=== Begin Enclosure ===

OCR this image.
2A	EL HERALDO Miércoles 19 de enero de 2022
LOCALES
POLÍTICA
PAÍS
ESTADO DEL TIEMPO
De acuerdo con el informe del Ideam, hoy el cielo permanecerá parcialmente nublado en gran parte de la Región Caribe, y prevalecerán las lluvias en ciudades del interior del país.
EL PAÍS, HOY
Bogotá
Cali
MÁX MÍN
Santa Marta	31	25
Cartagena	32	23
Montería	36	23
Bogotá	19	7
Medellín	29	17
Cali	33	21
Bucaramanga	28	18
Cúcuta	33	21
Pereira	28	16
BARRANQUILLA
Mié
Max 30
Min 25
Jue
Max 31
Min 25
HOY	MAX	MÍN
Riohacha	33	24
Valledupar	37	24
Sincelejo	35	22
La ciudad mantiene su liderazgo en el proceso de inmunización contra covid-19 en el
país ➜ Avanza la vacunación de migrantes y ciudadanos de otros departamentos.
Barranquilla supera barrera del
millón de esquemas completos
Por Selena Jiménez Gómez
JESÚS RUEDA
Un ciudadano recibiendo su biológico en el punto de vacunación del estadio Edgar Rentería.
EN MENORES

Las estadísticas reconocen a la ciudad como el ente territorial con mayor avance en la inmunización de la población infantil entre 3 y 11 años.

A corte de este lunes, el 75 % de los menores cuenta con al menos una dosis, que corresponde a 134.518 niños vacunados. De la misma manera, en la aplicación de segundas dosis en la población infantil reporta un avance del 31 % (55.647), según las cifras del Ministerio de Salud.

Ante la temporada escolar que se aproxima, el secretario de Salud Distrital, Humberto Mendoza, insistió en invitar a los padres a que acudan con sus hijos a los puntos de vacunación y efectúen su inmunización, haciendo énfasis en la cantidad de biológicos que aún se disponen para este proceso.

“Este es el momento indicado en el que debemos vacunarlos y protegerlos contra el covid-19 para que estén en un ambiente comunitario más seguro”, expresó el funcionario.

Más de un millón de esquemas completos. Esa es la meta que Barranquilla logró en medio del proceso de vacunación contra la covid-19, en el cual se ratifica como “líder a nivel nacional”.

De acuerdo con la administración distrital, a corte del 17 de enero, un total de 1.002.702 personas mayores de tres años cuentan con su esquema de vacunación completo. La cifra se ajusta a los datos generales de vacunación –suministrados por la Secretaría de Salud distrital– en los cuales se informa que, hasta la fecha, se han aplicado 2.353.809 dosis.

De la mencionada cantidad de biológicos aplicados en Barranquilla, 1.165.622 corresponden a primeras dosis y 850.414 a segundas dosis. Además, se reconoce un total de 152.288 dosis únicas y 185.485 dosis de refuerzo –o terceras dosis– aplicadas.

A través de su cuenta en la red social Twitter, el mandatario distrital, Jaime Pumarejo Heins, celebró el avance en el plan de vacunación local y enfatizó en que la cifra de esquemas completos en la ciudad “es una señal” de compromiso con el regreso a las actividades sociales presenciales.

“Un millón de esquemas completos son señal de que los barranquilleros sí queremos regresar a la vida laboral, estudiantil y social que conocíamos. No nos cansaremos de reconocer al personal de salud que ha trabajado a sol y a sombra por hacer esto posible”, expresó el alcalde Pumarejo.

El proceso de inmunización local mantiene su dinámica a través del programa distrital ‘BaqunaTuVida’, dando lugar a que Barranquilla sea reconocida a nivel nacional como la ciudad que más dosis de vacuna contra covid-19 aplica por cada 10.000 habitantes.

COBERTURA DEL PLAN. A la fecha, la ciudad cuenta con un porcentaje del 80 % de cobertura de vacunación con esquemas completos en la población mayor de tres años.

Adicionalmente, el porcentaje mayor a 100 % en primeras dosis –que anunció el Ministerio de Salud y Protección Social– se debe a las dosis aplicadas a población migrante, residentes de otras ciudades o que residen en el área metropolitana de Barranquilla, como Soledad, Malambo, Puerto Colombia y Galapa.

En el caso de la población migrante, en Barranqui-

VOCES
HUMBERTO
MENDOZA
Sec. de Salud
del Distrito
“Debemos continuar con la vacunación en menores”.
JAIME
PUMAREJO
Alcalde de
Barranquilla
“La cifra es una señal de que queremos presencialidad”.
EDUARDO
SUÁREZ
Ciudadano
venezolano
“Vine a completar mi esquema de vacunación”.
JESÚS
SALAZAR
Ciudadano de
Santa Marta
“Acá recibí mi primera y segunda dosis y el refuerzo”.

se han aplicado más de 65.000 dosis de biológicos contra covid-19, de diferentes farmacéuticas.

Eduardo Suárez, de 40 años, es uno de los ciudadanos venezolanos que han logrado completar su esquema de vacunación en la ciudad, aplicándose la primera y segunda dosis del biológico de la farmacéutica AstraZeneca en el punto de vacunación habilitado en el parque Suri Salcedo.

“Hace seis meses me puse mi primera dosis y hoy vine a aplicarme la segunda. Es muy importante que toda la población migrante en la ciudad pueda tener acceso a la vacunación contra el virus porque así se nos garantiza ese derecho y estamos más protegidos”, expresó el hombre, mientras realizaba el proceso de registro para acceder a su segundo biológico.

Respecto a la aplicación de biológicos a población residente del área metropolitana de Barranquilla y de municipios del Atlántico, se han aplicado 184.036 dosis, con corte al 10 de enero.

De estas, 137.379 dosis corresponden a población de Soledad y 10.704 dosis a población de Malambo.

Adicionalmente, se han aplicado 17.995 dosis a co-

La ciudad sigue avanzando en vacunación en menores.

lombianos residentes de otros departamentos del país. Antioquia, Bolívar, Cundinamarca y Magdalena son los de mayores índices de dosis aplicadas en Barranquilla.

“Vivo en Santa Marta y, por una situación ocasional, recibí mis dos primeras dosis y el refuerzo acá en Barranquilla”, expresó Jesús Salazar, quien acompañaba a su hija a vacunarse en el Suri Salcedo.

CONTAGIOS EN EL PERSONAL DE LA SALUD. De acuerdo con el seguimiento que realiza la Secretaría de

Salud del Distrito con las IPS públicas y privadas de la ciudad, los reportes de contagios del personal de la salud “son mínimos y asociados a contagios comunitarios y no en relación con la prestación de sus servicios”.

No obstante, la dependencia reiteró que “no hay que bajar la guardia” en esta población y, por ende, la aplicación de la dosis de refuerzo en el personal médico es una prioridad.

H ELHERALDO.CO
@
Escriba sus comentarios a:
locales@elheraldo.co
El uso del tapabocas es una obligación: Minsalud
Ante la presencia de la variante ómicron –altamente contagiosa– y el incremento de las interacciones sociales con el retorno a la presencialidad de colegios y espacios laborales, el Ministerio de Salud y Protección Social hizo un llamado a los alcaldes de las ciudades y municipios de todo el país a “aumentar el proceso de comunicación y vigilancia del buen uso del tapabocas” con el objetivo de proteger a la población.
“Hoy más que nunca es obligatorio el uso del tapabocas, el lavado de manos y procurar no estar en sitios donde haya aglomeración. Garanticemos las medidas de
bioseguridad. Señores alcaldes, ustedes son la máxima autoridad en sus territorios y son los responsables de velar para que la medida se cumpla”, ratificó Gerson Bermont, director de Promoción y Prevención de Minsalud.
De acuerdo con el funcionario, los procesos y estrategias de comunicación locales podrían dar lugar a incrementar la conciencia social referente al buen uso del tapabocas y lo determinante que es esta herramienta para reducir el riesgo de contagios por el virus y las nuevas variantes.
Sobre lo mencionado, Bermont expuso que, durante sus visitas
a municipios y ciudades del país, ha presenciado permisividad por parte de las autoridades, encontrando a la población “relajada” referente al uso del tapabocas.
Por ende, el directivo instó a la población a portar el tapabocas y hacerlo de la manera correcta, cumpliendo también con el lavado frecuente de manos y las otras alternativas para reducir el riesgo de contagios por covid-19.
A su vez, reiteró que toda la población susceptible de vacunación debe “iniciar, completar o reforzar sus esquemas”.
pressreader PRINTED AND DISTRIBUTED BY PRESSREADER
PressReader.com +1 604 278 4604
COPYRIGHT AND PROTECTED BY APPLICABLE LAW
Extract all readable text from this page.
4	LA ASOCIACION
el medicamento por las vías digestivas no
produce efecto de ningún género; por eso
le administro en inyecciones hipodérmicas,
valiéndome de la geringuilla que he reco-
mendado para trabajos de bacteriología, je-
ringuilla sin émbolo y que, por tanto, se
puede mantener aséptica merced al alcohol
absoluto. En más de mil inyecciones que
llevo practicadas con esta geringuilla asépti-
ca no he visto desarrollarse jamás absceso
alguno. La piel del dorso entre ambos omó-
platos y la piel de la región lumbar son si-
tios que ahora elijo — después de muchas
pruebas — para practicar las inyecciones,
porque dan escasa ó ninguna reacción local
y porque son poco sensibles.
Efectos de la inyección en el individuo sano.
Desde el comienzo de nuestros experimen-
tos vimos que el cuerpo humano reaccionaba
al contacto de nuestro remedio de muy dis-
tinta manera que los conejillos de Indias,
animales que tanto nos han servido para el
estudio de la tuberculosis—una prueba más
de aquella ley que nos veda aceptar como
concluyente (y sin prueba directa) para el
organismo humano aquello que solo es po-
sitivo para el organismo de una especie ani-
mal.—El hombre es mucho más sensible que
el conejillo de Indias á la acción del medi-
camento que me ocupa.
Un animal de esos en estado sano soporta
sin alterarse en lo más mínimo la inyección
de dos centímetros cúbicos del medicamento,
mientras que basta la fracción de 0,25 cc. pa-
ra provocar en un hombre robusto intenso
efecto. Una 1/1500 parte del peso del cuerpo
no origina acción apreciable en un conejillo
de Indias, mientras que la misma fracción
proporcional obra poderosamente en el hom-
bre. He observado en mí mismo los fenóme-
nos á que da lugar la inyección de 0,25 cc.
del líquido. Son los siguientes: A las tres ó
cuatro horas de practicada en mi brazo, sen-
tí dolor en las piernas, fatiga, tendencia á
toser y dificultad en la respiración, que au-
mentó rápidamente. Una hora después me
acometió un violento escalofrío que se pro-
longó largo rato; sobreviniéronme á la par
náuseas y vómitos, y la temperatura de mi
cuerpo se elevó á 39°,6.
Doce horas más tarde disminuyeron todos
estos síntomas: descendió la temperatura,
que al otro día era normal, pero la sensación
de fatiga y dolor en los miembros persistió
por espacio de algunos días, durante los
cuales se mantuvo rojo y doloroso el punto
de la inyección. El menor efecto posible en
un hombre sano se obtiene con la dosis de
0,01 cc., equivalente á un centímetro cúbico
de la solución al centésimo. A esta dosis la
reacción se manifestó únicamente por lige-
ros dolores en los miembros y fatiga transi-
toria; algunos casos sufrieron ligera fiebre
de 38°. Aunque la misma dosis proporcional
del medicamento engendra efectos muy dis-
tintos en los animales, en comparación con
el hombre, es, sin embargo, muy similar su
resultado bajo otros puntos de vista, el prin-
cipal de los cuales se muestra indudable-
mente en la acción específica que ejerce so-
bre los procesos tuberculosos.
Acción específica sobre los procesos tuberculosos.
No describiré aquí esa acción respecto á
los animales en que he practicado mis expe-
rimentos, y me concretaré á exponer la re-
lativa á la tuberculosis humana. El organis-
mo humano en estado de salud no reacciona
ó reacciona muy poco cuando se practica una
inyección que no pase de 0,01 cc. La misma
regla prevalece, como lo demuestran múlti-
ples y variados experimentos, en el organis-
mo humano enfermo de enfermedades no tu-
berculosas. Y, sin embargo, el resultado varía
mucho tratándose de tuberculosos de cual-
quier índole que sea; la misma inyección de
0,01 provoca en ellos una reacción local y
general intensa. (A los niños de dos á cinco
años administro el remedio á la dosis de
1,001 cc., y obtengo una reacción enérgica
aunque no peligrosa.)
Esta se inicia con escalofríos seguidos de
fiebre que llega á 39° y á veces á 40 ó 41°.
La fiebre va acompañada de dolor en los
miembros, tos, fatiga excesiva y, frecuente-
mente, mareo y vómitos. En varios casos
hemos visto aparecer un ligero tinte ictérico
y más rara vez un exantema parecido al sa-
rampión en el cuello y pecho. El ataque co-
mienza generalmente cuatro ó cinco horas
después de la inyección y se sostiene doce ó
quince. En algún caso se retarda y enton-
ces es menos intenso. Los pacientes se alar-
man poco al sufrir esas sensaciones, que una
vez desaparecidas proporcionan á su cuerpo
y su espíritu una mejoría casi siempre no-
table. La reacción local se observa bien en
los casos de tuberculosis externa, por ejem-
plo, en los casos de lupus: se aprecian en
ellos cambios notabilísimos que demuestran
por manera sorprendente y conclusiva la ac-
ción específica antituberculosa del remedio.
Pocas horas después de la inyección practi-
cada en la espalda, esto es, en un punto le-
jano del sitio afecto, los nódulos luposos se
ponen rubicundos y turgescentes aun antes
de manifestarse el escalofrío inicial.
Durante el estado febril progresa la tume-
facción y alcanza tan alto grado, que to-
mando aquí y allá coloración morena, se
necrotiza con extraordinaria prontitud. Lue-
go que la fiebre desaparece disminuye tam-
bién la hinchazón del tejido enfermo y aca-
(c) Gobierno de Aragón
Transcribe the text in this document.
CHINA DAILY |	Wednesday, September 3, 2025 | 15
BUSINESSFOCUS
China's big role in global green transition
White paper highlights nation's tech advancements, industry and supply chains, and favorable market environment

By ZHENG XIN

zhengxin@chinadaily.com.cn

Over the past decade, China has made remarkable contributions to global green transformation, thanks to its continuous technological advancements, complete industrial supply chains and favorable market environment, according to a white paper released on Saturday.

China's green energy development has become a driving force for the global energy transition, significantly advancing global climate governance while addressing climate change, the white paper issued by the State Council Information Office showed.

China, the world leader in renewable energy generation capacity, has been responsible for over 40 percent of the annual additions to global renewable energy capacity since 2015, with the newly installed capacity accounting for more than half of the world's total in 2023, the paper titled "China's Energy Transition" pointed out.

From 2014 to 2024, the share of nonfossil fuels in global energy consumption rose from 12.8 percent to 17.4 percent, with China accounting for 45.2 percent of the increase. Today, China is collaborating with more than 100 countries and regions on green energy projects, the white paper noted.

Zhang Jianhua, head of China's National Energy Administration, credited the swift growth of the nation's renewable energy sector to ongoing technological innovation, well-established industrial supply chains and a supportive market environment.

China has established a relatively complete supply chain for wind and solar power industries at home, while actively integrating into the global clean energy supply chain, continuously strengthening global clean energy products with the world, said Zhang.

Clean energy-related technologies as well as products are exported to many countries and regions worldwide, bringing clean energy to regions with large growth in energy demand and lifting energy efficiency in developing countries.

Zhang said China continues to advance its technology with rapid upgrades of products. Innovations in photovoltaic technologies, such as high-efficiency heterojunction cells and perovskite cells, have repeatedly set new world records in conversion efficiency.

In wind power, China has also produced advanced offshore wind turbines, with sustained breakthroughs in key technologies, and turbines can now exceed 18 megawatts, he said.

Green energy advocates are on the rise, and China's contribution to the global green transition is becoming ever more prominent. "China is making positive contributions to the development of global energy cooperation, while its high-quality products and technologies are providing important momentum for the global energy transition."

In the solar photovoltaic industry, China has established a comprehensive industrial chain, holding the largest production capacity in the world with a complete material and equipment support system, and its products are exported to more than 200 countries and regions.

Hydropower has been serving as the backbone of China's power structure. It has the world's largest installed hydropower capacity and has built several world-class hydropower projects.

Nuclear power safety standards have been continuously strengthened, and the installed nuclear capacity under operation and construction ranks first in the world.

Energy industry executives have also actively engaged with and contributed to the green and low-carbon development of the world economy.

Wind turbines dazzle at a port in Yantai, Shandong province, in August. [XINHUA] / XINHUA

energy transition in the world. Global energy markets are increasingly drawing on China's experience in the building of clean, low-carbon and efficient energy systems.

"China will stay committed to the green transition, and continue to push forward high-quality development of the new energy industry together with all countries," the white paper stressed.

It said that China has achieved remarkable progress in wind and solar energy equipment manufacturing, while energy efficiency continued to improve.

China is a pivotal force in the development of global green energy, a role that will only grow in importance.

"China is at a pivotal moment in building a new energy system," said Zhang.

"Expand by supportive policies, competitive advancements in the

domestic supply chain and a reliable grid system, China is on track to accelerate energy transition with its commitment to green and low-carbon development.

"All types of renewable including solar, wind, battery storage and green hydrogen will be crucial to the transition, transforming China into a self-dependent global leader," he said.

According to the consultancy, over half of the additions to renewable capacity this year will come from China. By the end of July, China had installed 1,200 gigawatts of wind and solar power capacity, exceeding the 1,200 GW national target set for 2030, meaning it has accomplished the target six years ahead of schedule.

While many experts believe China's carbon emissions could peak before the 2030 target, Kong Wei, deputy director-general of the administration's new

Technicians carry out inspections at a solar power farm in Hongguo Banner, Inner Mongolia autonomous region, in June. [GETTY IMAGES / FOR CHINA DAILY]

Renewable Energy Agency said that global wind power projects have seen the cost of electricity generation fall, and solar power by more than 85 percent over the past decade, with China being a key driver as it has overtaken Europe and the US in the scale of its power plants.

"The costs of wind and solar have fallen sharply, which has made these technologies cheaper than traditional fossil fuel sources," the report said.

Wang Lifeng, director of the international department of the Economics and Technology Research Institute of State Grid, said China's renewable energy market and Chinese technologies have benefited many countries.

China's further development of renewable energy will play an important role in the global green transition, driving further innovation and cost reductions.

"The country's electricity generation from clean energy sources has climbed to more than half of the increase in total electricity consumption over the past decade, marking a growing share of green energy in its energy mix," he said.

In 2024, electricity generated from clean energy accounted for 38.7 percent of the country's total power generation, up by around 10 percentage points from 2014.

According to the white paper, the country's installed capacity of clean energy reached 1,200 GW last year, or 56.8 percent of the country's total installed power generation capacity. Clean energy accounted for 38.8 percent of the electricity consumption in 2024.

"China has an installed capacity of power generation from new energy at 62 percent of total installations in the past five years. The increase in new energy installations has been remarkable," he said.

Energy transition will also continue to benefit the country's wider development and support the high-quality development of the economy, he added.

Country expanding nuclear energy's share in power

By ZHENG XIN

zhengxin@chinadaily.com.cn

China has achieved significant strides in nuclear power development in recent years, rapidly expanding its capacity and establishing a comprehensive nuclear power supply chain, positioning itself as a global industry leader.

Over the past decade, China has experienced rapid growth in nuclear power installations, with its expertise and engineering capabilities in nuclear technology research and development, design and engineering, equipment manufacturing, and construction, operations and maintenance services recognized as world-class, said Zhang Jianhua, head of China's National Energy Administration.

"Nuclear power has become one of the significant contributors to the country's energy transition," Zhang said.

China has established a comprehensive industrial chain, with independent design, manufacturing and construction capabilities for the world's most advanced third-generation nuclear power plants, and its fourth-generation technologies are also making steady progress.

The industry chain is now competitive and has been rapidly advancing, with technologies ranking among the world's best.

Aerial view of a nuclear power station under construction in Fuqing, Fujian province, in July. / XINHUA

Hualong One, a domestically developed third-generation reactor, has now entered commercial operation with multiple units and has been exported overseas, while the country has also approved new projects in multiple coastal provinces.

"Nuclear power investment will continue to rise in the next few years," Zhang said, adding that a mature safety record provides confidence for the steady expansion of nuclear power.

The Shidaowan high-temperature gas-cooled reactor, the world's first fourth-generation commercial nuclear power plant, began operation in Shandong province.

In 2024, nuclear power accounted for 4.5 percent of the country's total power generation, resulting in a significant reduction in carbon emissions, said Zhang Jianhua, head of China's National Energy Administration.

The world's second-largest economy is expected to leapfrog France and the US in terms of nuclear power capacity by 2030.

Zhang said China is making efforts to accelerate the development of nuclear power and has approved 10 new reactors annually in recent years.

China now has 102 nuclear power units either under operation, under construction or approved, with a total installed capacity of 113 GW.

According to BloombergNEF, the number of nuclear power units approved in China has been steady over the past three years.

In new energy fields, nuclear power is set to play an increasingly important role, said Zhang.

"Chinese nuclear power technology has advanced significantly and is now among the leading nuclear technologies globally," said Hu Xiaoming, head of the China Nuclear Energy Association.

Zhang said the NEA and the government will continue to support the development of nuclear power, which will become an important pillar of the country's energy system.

=== End Enclosure ===

▶ [Aim of the exercise]: Scan the records above and report every line with the string "refuerzo".

▶ [Task result]:
De la mencionada cantidad de biológicos aplicados en Barranquilla, 1.165.622 corresponden a primeras dosis y 850.414 a segundas dosis. Además, se reconoce un total de 152.288 dosis únicas y 185.485 dosis de refuerzo –o terceras dosis– aplicadas.
“Acá recibí mi primera y segunda dosis y el refuerzo”.
“Vivo en Santa Marta y, por una situación ocasional, recibí mis dos primeras dosis y el refuerzo acá en Barranquilla”, expresó Jesús Salazar, quien acompañaba a su hija a vacunarse en el Suri Salcedo.
No obstante, la dependencia reiteró que “no hay que bajar la guardia” en esta población y, por ende, la aplicación de la dosis de refuerzo en el personal médico es una prioridad.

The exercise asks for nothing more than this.